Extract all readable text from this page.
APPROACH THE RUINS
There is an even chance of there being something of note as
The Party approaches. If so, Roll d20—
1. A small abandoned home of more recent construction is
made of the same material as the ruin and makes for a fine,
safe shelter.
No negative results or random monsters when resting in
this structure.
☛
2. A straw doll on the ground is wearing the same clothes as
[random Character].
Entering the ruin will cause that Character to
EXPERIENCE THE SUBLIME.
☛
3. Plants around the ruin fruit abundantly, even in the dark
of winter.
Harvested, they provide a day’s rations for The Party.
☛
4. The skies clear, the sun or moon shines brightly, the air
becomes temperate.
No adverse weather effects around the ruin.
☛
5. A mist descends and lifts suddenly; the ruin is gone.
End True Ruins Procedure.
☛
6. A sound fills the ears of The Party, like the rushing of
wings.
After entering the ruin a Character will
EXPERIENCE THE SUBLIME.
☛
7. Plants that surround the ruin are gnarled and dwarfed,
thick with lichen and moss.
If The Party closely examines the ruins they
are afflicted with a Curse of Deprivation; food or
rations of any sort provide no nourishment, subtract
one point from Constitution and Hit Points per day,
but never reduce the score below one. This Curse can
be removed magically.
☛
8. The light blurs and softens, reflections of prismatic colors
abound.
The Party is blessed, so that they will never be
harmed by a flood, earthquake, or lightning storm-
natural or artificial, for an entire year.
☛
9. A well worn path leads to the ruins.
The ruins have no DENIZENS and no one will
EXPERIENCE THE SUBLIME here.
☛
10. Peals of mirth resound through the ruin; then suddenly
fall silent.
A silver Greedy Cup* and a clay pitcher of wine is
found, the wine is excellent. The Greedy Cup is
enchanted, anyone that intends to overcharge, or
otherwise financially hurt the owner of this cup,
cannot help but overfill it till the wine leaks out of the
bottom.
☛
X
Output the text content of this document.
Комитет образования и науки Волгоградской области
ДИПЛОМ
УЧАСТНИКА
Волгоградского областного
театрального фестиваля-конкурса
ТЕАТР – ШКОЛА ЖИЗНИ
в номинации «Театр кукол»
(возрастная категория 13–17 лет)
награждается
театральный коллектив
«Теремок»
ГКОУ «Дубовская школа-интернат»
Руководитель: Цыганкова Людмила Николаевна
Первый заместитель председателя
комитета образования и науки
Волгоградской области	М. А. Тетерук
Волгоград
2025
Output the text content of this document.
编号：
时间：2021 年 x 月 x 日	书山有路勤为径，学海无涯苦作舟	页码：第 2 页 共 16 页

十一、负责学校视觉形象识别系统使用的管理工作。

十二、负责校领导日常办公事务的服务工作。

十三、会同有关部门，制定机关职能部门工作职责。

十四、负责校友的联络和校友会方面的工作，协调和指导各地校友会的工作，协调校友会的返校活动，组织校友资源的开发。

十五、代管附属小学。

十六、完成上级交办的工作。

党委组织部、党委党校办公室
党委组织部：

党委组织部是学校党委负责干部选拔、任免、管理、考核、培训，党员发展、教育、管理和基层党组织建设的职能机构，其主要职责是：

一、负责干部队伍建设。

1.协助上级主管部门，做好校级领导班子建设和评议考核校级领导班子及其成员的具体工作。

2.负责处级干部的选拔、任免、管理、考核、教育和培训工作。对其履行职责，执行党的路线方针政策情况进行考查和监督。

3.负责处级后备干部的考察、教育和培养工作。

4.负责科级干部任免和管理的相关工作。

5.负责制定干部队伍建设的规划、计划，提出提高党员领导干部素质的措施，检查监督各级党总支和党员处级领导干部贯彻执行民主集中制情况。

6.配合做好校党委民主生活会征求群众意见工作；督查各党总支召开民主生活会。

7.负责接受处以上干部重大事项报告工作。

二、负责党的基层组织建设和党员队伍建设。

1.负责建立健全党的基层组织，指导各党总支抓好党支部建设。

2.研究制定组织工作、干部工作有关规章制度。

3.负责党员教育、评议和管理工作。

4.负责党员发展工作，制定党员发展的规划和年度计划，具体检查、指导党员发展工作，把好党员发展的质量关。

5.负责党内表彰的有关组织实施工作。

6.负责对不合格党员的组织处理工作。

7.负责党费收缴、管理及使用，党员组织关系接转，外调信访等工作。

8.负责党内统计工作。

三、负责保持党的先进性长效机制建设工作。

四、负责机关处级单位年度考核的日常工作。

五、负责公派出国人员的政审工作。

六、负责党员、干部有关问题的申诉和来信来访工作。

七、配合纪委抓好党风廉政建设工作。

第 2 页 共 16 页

TO DO:
Word for word, extract all the records.

CORRECT RESULT:
Extract all readable text from this page.
APPROACH THE RUINS
There is an even chance of there being something of note as
The Party approaches. If so, Roll d20—
1. A small abandoned home of more recent construction is
made of the same material as the ruin and makes for a fine,
safe shelter.
No negative results or random monsters when resting in
this structure.
☛
2. A straw doll on the ground is wearing the same clothes as
[random Character].
Entering the ruin will cause that Character to
EXPERIENCE THE SUBLIME.
☛
3. Plants around the ruin fruit abundantly, even in the dark
of winter.
Harvested, they provide a day’s rations for The Party.
☛
4. The skies clear, the sun or moon shines brightly, the air
becomes temperate.
No adverse weather effects around the ruin.
☛
5. A mist descends and lifts suddenly; the ruin is gone.
End True Ruins Procedure.
☛
6. A sound fills the ears of The Party, like the rushing of
wings.
After entering the ruin a Character will
EXPERIENCE THE SUBLIME.
☛
7. Plants that surround the ruin are gnarled and dwarfed,
thick with lichen and moss.
If The Party closely examines the ruins they
are afflicted with a Curse of Deprivation; food or
rations of any sort provide no nourishment, subtract
one point from Constitution and Hit Points per day,
but never reduce the score below one. This Curse can
be removed magically.
☛
8. The light blurs and softens, reflections of prismatic colors
abound.
The Party is blessed, so that they will never be
harmed by a flood, earthquake, or lightning storm-
natural or artificial, for an entire year.
☛
9. A well worn path leads to the ruins.
The ruins have no DENIZENS and no one will
EXPERIENCE THE SUBLIME here.
☛
10. Peals of mirth resound through the ruin; then suddenly
fall silent.
A silver Greedy Cup* and a clay pitcher of wine is
found, the wine is excellent. The Greedy Cup is
enchanted, anyone that intends to overcharge, or
otherwise financially hurt the owner of this cup,
cannot help but overfill it till the wine leaks out of the
bottom.
☛
X
Output the text content of this document.
Комитет образования и науки Волгоградской области
ДИПЛОМ
УЧАСТНИКА
Волгоградского областного
театрального фестиваля-конкурса
ТЕАТР – ШКОЛА ЖИЗНИ
в номинации «Театр кукол»
(возрастная категория 13–17 лет)
награждается
театральный коллектив
«Теремок»
ГКОУ «Дубовская школа-интернат»
Руководитель: Цыганкова Людмила Николаевна
Первый заместитель председателя
комитета образования и науки
Волгоградской области	М. А. Тетерук
Волгоград
2025
Output the text content of this document.
编号：
时间：2021 年 x 月 x 日	书山有路勤为径，学海无涯苦作舟	页码：第 2 页 共 16 页

十一、负责学校视觉形象识别系统使用的管理工作。

十二、负责校领导日常办公事务的服务工作。

十三、会同有关部门，制定机关职能部门工作职责。

十四、负责校友的联络和校友会方面的工作，协调和指导各地校友会的工作，协调校友会的返校活动，组织校友资源的开发。

十五、代管附属小学。

十六、完成上级交办的工作。

党委组织部、党委党校办公室
党委组织部：

党委组织部是学校党委负责干部选拔、任免、管理、考核、培训，党员发展、教育、管理和基层党组织建设的职能机构，其主要职责是：

一、负责干部队伍建设。

1.协助上级主管部门，做好校级领导班子建设和评议考核校级领导班子及其成员的具体工作。

2.负责处级干部的选拔、任免、管理、考核、教育和培训工作。对其履行职责，执行党的路线方针政策情况进行考查和监督。

3.负责处级后备干部的考察、教育和培养工作。

4.负责科级干部任免和管理的相关工作。

5.负责制定干部队伍建设的规划、计划，提出提高党员领导干部素质的措施，检查监督各级党总支和党员处级领导干部贯彻执行民主集中制情况。

6.配合做好校党委民主生活会征求群众意见工作；督查各党总支召开民主生活会。

7.负责接受处以上干部重大事项报告工作。

二、负责党的基层组织建设和党员队伍建设。

1.负责建立健全党的基层组织，指导各党总支抓好党支部建设。

2.研究制定组织工作、干部工作有关规章制度。

3.负责党员教育、评议和管理工作。

4.负责党员发展工作，制定党员发展的规划和年度计划，具体检查、指导党员发展工作，把好党员发展的质量关。

5.负责党内表彰的有关组织实施工作。

6.负责对不合格党员的组织处理工作。

7.负责党费收缴、管理及使用，党员组织关系接转，外调信访等工作。

8.负责党内统计工作。

三、负责保持党的先进性长效机制建设工作。

四、负责机关处级单位年度考核的日常工作。

五、负责公派出国人员的政审工作。

六、负责党员、干部有关问题的申诉和来信来访工作。

七、配合纪委抓好党风廉政建设工作。

第 2 页 共 16 页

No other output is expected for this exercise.